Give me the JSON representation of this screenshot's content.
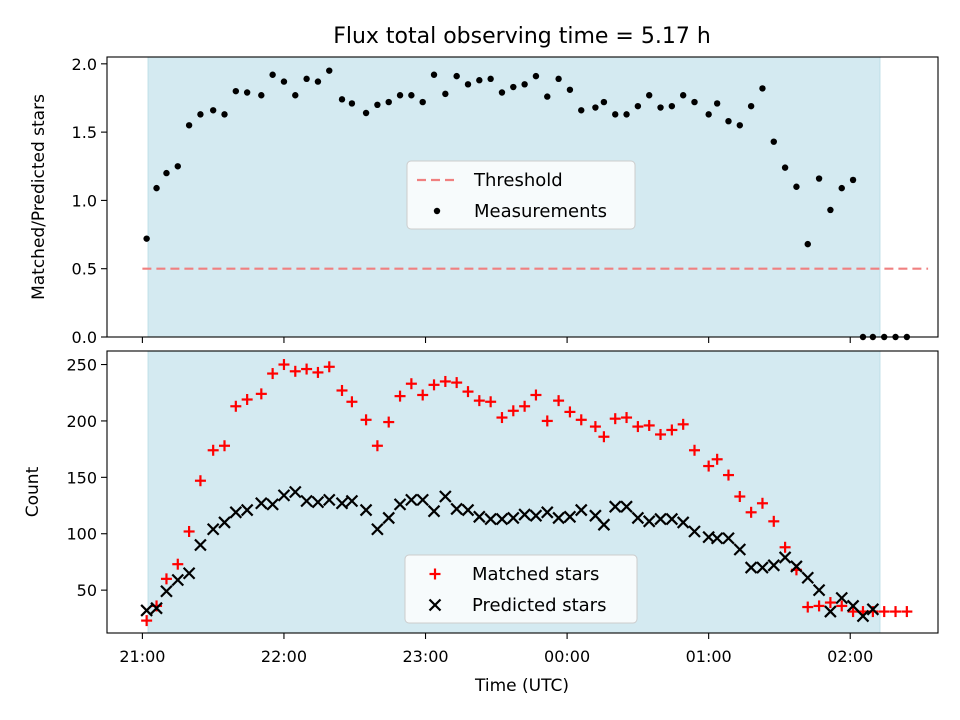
{
  "chart_data": {
    "title": "Flux total observing time = 5.17 h",
    "xlabel": "Time (UTC)",
    "x_tick_labels": [
      "21:00",
      "22:00",
      "23:00",
      "00:00",
      "01:00",
      "02:00"
    ],
    "x_tick_hours": [
      0,
      1,
      2,
      3,
      4,
      5
    ],
    "x_range_hours_since_2100": [
      -0.25,
      5.62
    ],
    "observing_window_hours_since_2100": [
      0.04,
      5.21
    ],
    "shade_color": "#d4eaf1",
    "panels": [
      {
        "type": "scatter",
        "ylabel": "Matched/Predicted stars",
        "ylim": [
          0,
          2.05
        ],
        "y_ticks": [
          0.0,
          0.5,
          1.0,
          1.5,
          2.0
        ],
        "y_tick_labels": [
          "0.0",
          "0.5",
          "1.0",
          "1.5",
          "2.0"
        ],
        "legend_position": "center",
        "threshold": {
          "name": "Threshold",
          "value": 0.5,
          "x_range": [
            0,
            5.55
          ],
          "color": "#f08080",
          "style": "dashed"
        },
        "series": [
          {
            "name": "Measurements",
            "marker": "dot",
            "color": "#000000",
            "x": [
              0.03,
              0.1,
              0.17,
              0.25,
              0.33,
              0.41,
              0.5,
              0.58,
              0.66,
              0.74,
              0.84,
              0.92,
              1.0,
              1.08,
              1.16,
              1.24,
              1.32,
              1.41,
              1.48,
              1.58,
              1.66,
              1.74,
              1.82,
              1.9,
              1.98,
              2.06,
              2.14,
              2.22,
              2.3,
              2.38,
              2.46,
              2.54,
              2.62,
              2.7,
              2.78,
              2.86,
              2.94,
              3.02,
              3.1,
              3.2,
              3.26,
              3.34,
              3.42,
              3.5,
              3.58,
              3.66,
              3.74,
              3.82,
              3.9,
              4.0,
              4.06,
              4.14,
              4.22,
              4.3,
              4.38,
              4.46,
              4.54,
              4.62,
              4.7,
              4.78,
              4.86,
              4.94,
              5.02,
              5.09,
              5.16,
              5.24,
              5.32,
              5.4
            ],
            "y": [
              0.72,
              1.09,
              1.2,
              1.25,
              1.55,
              1.63,
              1.66,
              1.63,
              1.8,
              1.79,
              1.77,
              1.92,
              1.87,
              1.77,
              1.89,
              1.87,
              1.95,
              1.74,
              1.71,
              1.64,
              1.7,
              1.72,
              1.77,
              1.77,
              1.72,
              1.92,
              1.78,
              1.91,
              1.85,
              1.88,
              1.89,
              1.79,
              1.83,
              1.85,
              1.91,
              1.76,
              1.89,
              1.81,
              1.66,
              1.68,
              1.72,
              1.63,
              1.63,
              1.69,
              1.77,
              1.68,
              1.69,
              1.77,
              1.72,
              1.63,
              1.71,
              1.58,
              1.55,
              1.69,
              1.82,
              1.43,
              1.24,
              1.1,
              0.68,
              1.16,
              0.93,
              1.09,
              1.15,
              0.0,
              0.0,
              0.0,
              0.0,
              0.0
            ]
          }
        ]
      },
      {
        "type": "scatter",
        "ylabel": "Count",
        "ylim": [
          12,
          262
        ],
        "y_ticks": [
          50,
          100,
          150,
          200,
          250
        ],
        "y_tick_labels": [
          "50",
          "100",
          "150",
          "200",
          "250"
        ],
        "legend_position": "lower center",
        "series": [
          {
            "name": "Matched stars",
            "marker": "plus",
            "color": "#ff0000",
            "x": [
              0.03,
              0.1,
              0.17,
              0.25,
              0.33,
              0.41,
              0.5,
              0.58,
              0.66,
              0.74,
              0.84,
              0.92,
              1.0,
              1.08,
              1.16,
              1.24,
              1.32,
              1.41,
              1.48,
              1.58,
              1.66,
              1.74,
              1.82,
              1.9,
              1.98,
              2.06,
              2.14,
              2.22,
              2.3,
              2.38,
              2.46,
              2.54,
              2.62,
              2.7,
              2.78,
              2.86,
              2.94,
              3.02,
              3.1,
              3.2,
              3.26,
              3.34,
              3.42,
              3.5,
              3.58,
              3.66,
              3.74,
              3.82,
              3.9,
              4.0,
              4.06,
              4.14,
              4.22,
              4.3,
              4.38,
              4.46,
              4.54,
              4.62,
              4.7,
              4.78,
              4.86,
              4.94,
              5.02,
              5.09,
              5.16,
              5.24,
              5.32,
              5.4
            ],
            "y": [
              23,
              36,
              60,
              73,
              102,
              147,
              174,
              178,
              213,
              219,
              224,
              242,
              250,
              244,
              246,
              243,
              248,
              227,
              217,
              201,
              178,
              199,
              222,
              233,
              223,
              232,
              235,
              234,
              226,
              218,
              217,
              203,
              209,
              213,
              223,
              200,
              218,
              208,
              201,
              195,
              186,
              202,
              203,
              195,
              196,
              188,
              192,
              197,
              174,
              160,
              166,
              152,
              133,
              119,
              127,
              111,
              88,
              68,
              35,
              36,
              39,
              36,
              31,
              31,
              31,
              31,
              31,
              31
            ]
          },
          {
            "name": "Predicted stars",
            "marker": "x",
            "color": "#000000",
            "x": [
              0.03,
              0.1,
              0.17,
              0.25,
              0.33,
              0.41,
              0.5,
              0.58,
              0.66,
              0.74,
              0.84,
              0.92,
              1.0,
              1.08,
              1.16,
              1.24,
              1.32,
              1.41,
              1.48,
              1.58,
              1.66,
              1.74,
              1.82,
              1.9,
              1.98,
              2.06,
              2.14,
              2.22,
              2.3,
              2.38,
              2.46,
              2.54,
              2.62,
              2.7,
              2.78,
              2.86,
              2.94,
              3.02,
              3.1,
              3.2,
              3.26,
              3.34,
              3.42,
              3.5,
              3.58,
              3.66,
              3.74,
              3.82,
              3.9,
              4.0,
              4.06,
              4.14,
              4.22,
              4.3,
              4.38,
              4.46,
              4.54,
              4.62,
              4.7,
              4.78,
              4.86,
              4.94,
              5.02,
              5.09,
              5.16
            ],
            "y": [
              32,
              34,
              49,
              59,
              65,
              90,
              104,
              110,
              119,
              121,
              127,
              126,
              134,
              137,
              129,
              128,
              130,
              127,
              129,
              121,
              104,
              114,
              126,
              130,
              130,
              120,
              133,
              122,
              121,
              115,
              113,
              113,
              114,
              117,
              116,
              119,
              114,
              115,
              121,
              116,
              108,
              124,
              124,
              114,
              111,
              113,
              113,
              110,
              102,
              97,
              96,
              96,
              86,
              70,
              70,
              72,
              79,
              71,
              61,
              50,
              31,
              43,
              36,
              27,
              33
            ]
          }
        ]
      }
    ]
  }
}
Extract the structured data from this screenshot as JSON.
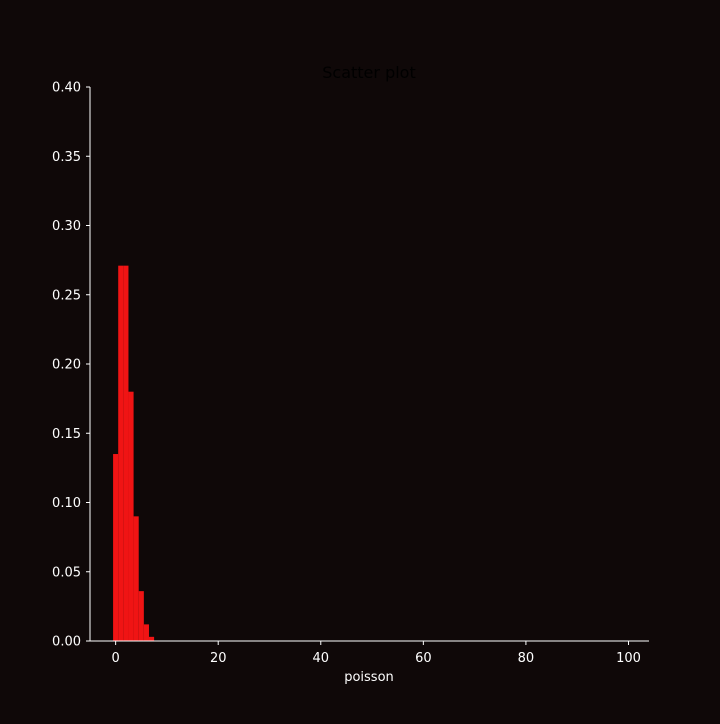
□ □ □ □
> Challenge
Transcribe each entry precisely as given, leaving the pictures out.

> Full answer
Give me the JSON representation of this screenshot's content.
{
  "chart_data": {
    "title": "Flux total observing time = 5.17 h",
    "xlabel": "Time (UTC)",
    "x_tick_labels": [
      "21:00",
      "22:00",
      "23:00",
      "00:00",
      "01:00",
      "02:00"
    ],
    "x_tick_hours": [
      0,
      1,
      2,
      3,
      4,
      5
    ],
    "x_range_hours_since_2100": [
      -0.25,
      5.62
    ],
    "observing_window_hours_since_2100": [
      0.04,
      5.21
    ],
    "shade_color": "#d4eaf1",
    "panels": [
      {
        "type": "scatter",
        "ylabel": "Matched/Predicted stars",
        "ylim": [
          0,
          2.05
        ],
        "y_ticks": [
          0.0,
          0.5,
          1.0,
          1.5,
          2.0
        ],
        "y_tick_labels": [
          "0.0",
          "0.5",
          "1.0",
          "1.5",
          "2.0"
        ],
        "legend_position": "center",
        "threshold": {
          "name": "Threshold",
          "value": 0.5,
          "x_range": [
            0,
            5.55
          ],
          "color": "#f08080",
          "style": "dashed"
        },
        "series": [
          {
            "name": "Measurements",
            "marker": "dot",
            "color": "#000000",
            "x": [
              0.03,
              0.1,
              0.17,
              0.25,
              0.33,
              0.41,
              0.5,
              0.58,
              0.66,
              0.74,
              0.84,
              0.92,
              1.0,
              1.08,
              1.16,
              1.24,
              1.32,
              1.41,
              1.48,
              1.58,
              1.66,
              1.74,
              1.82,
              1.9,
              1.98,
              2.06,
              2.14,
              2.22,
              2.3,
              2.38,
              2.46,
              2.54,
              2.62,
              2.7,
              2.78,
              2.86,
              2.94,
              3.02,
              3.1,
              3.2,
              3.26,
              3.34,
              3.42,
              3.5,
              3.58,
              3.66,
              3.74,
              3.82,
              3.9,
              4.0,
              4.06,
              4.14,
              4.22,
              4.3,
              4.38,
              4.46,
              4.54,
              4.62,
              4.7,
              4.78,
              4.86,
              4.94,
              5.02,
              5.09,
              5.16,
              5.24,
              5.32,
              5.4
            ],
            "y": [
              0.72,
              1.09,
              1.2,
              1.25,
              1.55,
              1.63,
              1.66,
              1.63,
              1.8,
              1.79,
              1.77,
              1.92,
              1.87,
              1.77,
              1.89,
              1.87,
              1.95,
              1.74,
              1.71,
              1.64,
              1.7,
              1.72,
              1.77,
              1.77,
              1.72,
              1.92,
              1.78,
              1.91,
              1.85,
              1.88,
              1.89,
              1.79,
              1.83,
              1.85,
              1.91,
              1.76,
              1.89,
              1.81,
              1.66,
              1.68,
              1.72,
              1.63,
              1.63,
              1.69,
              1.77,
              1.68,
              1.69,
              1.77,
              1.72,
              1.63,
              1.71,
              1.58,
              1.55,
              1.69,
              1.82,
              1.43,
              1.24,
              1.1,
              0.68,
              1.16,
              0.93,
              1.09,
              1.15,
              0.0,
              0.0,
              0.0,
              0.0,
              0.0
            ]
          }
        ]
      },
      {
        "type": "scatter",
        "ylabel": "Count",
        "ylim": [
          12,
          262
        ],
        "y_ticks": [
          50,
          100,
          150,
          200,
          250
        ],
        "y_tick_labels": [
          "50",
          "100",
          "150",
          "200",
          "250"
        ],
        "legend_position": "lower center",
        "series": [
          {
            "name": "Matched stars",
            "marker": "plus",
            "color": "#ff0000",
            "x": [
              0.03,
              0.1,
              0.17,
              0.25,
              0.33,
              0.41,
              0.5,
              0.58,
              0.66,
              0.74,
              0.84,
              0.92,
              1.0,
              1.08,
              1.16,
              1.24,
              1.32,
              1.41,
              1.48,
              1.58,
              1.66,
              1.74,
              1.82,
              1.9,
              1.98,
              2.06,
              2.14,
              2.22,
              2.3,
              2.38,
              2.46,
              2.54,
              2.62,
              2.7,
              2.78,
              2.86,
              2.94,
              3.02,
              3.1,
              3.2,
              3.26,
              3.34,
              3.42,
              3.5,
              3.58,
              3.66,
              3.74,
              3.82,
              3.9,
              4.0,
              4.06,
              4.14,
              4.22,
              4.3,
              4.38,
              4.46,
              4.54,
              4.62,
              4.7,
              4.78,
              4.86,
              4.94,
              5.02,
              5.09,
              5.16,
              5.24,
              5.32,
              5.4
            ],
            "y": [
              23,
              36,
              60,
              73,
              102,
              147,
              174,
              178,
              213,
              219,
              224,
              242,
              250,
              244,
              246,
              243,
              248,
              227,
              217,
              201,
              178,
              199,
              222,
              233,
              223,
              232,
              235,
              234,
              226,
              218,
              217,
              203,
              209,
              213,
              223,
              200,
              218,
              208,
              201,
              195,
              186,
              202,
              203,
              195,
              196,
              188,
              192,
              197,
              174,
              160,
              166,
              152,
              133,
              119,
              127,
              111,
              88,
              68,
              35,
              36,
              39,
              36,
              31,
              31,
              31,
              31,
              31,
              31
            ]
          },
          {
            "name": "Predicted stars",
            "marker": "x",
            "color": "#000000",
            "x": [
              0.03,
              0.1,
              0.17,
              0.25,
              0.33,
              0.41,
              0.5,
              0.58,
              0.66,
              0.74,
              0.84,
              0.92,
              1.0,
              1.08,
              1.16,
              1.24,
              1.32,
              1.41,
              1.48,
              1.58,
              1.66,
              1.74,
              1.82,
              1.9,
              1.98,
              2.06,
              2.14,
              2.22,
              2.3,
              2.38,
              2.46,
              2.54,
              2.62,
              2.7,
              2.78,
              2.86,
              2.94,
              3.02,
              3.1,
              3.2,
              3.26,
              3.34,
              3.42,
              3.5,
              3.58,
              3.66,
              3.74,
              3.82,
              3.9,
              4.0,
              4.06,
              4.14,
              4.22,
              4.3,
              4.38,
              4.46,
              4.54,
              4.62,
              4.7,
              4.78,
              4.86,
              4.94,
              5.02,
              5.09,
              5.16
            ],
            "y": [
              32,
              34,
              49,
              59,
              65,
              90,
              104,
              110,
              119,
              121,
              127,
              126,
              134,
              137,
              129,
              128,
              130,
              127,
              129,
              121,
              104,
              114,
              126,
              130,
              130,
              120,
              133,
              122,
              121,
              115,
              113,
              113,
              114,
              117,
              116,
              119,
              114,
              115,
              121,
              116,
              108,
              124,
              124,
              114,
              111,
              113,
              113,
              110,
              102,
              97,
              96,
              96,
              86,
              70,
              70,
              72,
              79,
              71,
              61,
              50,
              31,
              43,
              36,
              27,
              33
            ]
          }
        ]
      }
    ]
  }
}
Extract the structured data from this screenshot as JSON.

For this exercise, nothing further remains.